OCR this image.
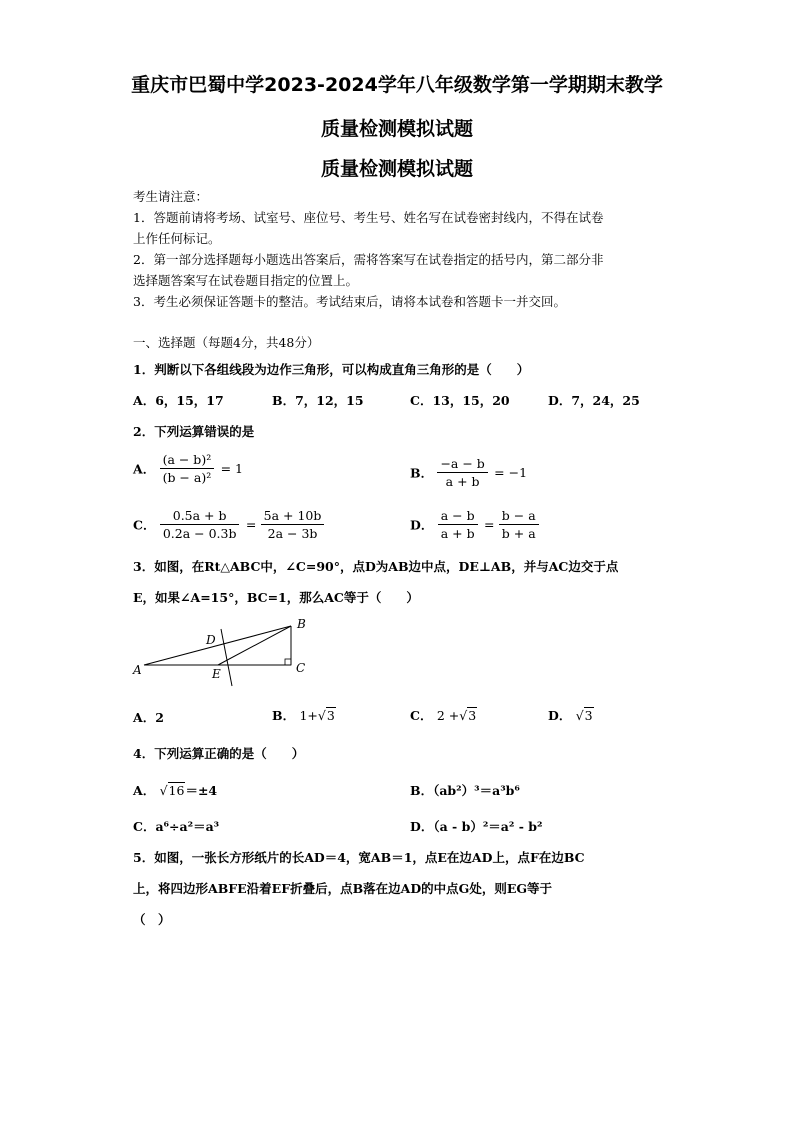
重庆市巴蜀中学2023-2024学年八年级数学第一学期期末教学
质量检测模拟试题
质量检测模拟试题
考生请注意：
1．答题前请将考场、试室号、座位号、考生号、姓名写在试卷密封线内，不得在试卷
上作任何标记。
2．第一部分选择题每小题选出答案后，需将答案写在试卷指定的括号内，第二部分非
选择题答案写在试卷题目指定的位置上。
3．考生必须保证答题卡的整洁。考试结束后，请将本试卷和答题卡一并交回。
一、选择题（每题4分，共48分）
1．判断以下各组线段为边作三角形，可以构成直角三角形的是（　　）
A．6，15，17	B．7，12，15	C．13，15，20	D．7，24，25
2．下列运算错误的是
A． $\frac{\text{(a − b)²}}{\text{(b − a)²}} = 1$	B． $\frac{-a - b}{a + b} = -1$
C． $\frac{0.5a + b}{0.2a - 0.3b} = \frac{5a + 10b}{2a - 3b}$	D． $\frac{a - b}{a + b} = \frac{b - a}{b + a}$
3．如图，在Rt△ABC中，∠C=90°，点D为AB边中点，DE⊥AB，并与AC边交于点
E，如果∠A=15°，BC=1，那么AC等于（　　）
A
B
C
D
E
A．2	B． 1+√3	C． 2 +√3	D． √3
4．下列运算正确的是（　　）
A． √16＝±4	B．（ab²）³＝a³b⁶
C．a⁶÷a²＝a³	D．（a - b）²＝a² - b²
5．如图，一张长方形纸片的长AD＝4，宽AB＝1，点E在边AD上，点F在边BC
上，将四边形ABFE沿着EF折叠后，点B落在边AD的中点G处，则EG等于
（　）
---
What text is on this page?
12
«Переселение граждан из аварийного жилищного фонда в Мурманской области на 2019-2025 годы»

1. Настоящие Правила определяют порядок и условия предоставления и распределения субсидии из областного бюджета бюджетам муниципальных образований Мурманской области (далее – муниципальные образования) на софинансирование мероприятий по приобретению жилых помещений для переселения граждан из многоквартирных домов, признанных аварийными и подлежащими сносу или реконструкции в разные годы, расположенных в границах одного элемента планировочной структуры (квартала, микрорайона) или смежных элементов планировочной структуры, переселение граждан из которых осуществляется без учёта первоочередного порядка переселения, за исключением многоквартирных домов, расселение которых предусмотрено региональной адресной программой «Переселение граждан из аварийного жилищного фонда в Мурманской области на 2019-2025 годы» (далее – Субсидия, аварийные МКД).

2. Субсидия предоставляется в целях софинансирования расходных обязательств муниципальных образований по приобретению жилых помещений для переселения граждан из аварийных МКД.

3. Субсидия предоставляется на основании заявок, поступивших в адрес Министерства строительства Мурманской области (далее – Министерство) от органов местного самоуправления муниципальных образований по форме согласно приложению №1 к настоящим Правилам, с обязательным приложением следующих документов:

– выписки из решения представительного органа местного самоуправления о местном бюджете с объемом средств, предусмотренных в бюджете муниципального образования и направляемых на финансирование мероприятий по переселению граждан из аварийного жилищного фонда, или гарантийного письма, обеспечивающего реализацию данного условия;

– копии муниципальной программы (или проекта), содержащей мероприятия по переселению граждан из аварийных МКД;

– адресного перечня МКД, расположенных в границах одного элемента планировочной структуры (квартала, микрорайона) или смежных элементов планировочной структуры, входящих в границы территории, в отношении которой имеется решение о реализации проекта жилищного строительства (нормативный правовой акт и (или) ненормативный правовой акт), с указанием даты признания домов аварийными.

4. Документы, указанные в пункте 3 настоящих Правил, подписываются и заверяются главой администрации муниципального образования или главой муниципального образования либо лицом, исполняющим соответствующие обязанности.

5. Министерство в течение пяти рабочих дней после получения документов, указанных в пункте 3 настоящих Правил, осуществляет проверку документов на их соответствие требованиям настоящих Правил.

[What is required]
Check each line of the records above for "text", and copy those that have it.

[Response to this task]
A． $\frac{\text{(a − b)²}}{\text{(b − a)²}} = 1$	B． $\frac{-a - b}{a + b} = -1$
What text is on this page?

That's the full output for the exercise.